## Short exercise
Report how many lines contain "JSON", with no other words.

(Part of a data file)
******************************
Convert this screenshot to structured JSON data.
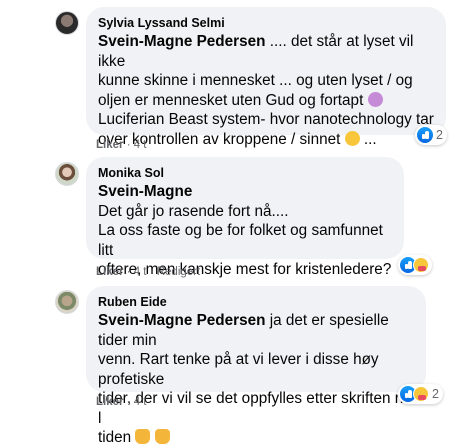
{
  "comments": [
    {
      "author": "Sylvia Lyssand Selmi",
      "mention": "Svein-Magne Pedersen",
      "text_line1_rest": " .... det står at lyset vil ikke",
      "text_line2": "kunne skinne i mennesket ... og uten lyset / og",
      "text_line3": "oljen er mennesket uten Gud og fortapt",
      "text_line4": "Luciferian Beast system- hvor nanotechnology tar",
      "text_line5": "over kontrollen av kroppene / sinnet",
      "text_line5_tail": " ...",
      "emojis": [
        "confounded-face",
        "crying-face"
      ],
      "like_label": "Liker",
      "meta": " · 4 t",
      "reactions": [
        "like"
      ],
      "reaction_count": "2"
    },
    {
      "author": "Monika Sol",
      "mention": "Svein-Magne",
      "text_line2": "Det går jo rasende fort nå....",
      "text_line3": "La oss faste og be for folket og samfunnet litt",
      "text_line4": "oftere, men kanskje mest for kristenledere?",
      "like_label": "Liker",
      "meta": " · 4 t · Redigert",
      "reactions": [
        "like",
        "care"
      ],
      "reaction_count": ""
    },
    {
      "author": "Ruben Eide",
      "mention": "Svein-Magne Pedersen",
      "text_line1_rest": " ja det er spesielle tider min",
      "text_line2": "venn. Rart tenke på at vi lever i disse høy profetiske",
      "text_line3": "tider, der vi vil se det oppfylles etter skriften no l",
      "text_line4": "tiden",
      "emojis": [
        "folded-hands",
        "folded-hands"
      ],
      "like_label": "Liker",
      "meta": " · 4 t",
      "reactions": [
        "like",
        "care"
      ],
      "reaction_count": "2"
    }
  ]
}
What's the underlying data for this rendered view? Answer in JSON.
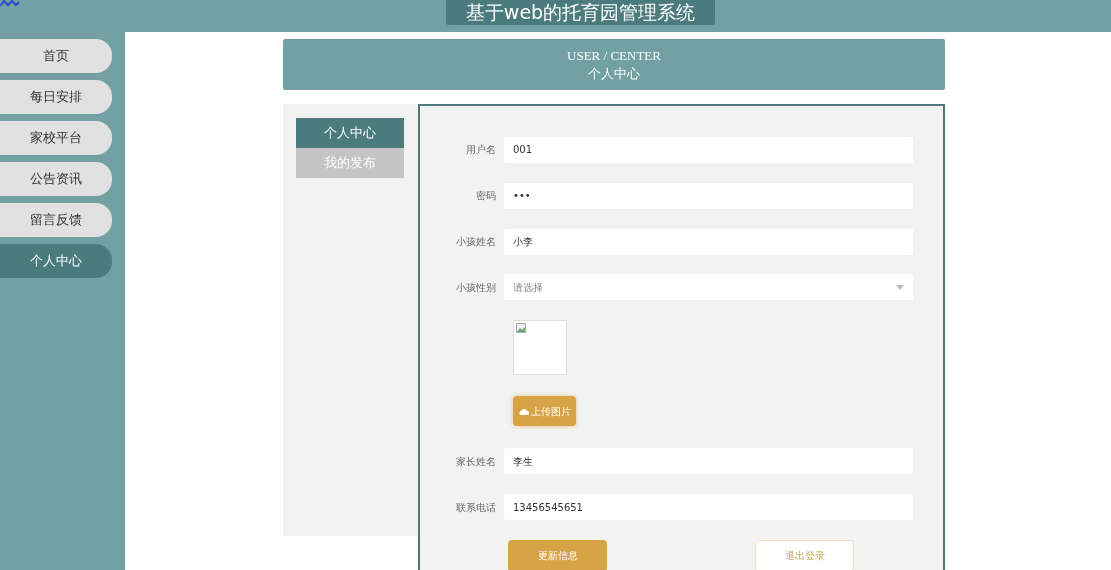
{
  "header": {
    "title": "基于web的托育园管理系统"
  },
  "nav": [
    {
      "label": "首页",
      "selected": false
    },
    {
      "label": "每日安排",
      "selected": false
    },
    {
      "label": "家校平台",
      "selected": false
    },
    {
      "label": "公告资讯",
      "selected": false
    },
    {
      "label": "留言反馈",
      "selected": false
    },
    {
      "label": "个人中心",
      "selected": true
    }
  ],
  "section_heading": {
    "english": "USER / CENTER",
    "chinese": "个人中心"
  },
  "side_tabs": [
    {
      "label": "个人中心",
      "selected": true
    },
    {
      "label": "我的发布",
      "selected": false
    }
  ],
  "form": [
    {
      "kind": "text",
      "label": "用户名",
      "value": "001"
    },
    {
      "kind": "text",
      "label": "密码",
      "value": "•••"
    },
    {
      "kind": "text",
      "label": "小孩姓名",
      "value": "小李"
    },
    {
      "kind": "select",
      "label": "小孩性别",
      "placeholder": "请选择"
    },
    {
      "kind": "image",
      "button": "上传图片"
    },
    {
      "kind": "text",
      "label": "家长姓名",
      "value": "李生"
    },
    {
      "kind": "text",
      "label": "联系电话",
      "value": "13456545651"
    }
  ],
  "buttons": [
    {
      "kind": "primary",
      "label": "更新信息"
    },
    {
      "kind": "outline",
      "label": "退出登录"
    }
  ]
}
******************************
## Task answer
2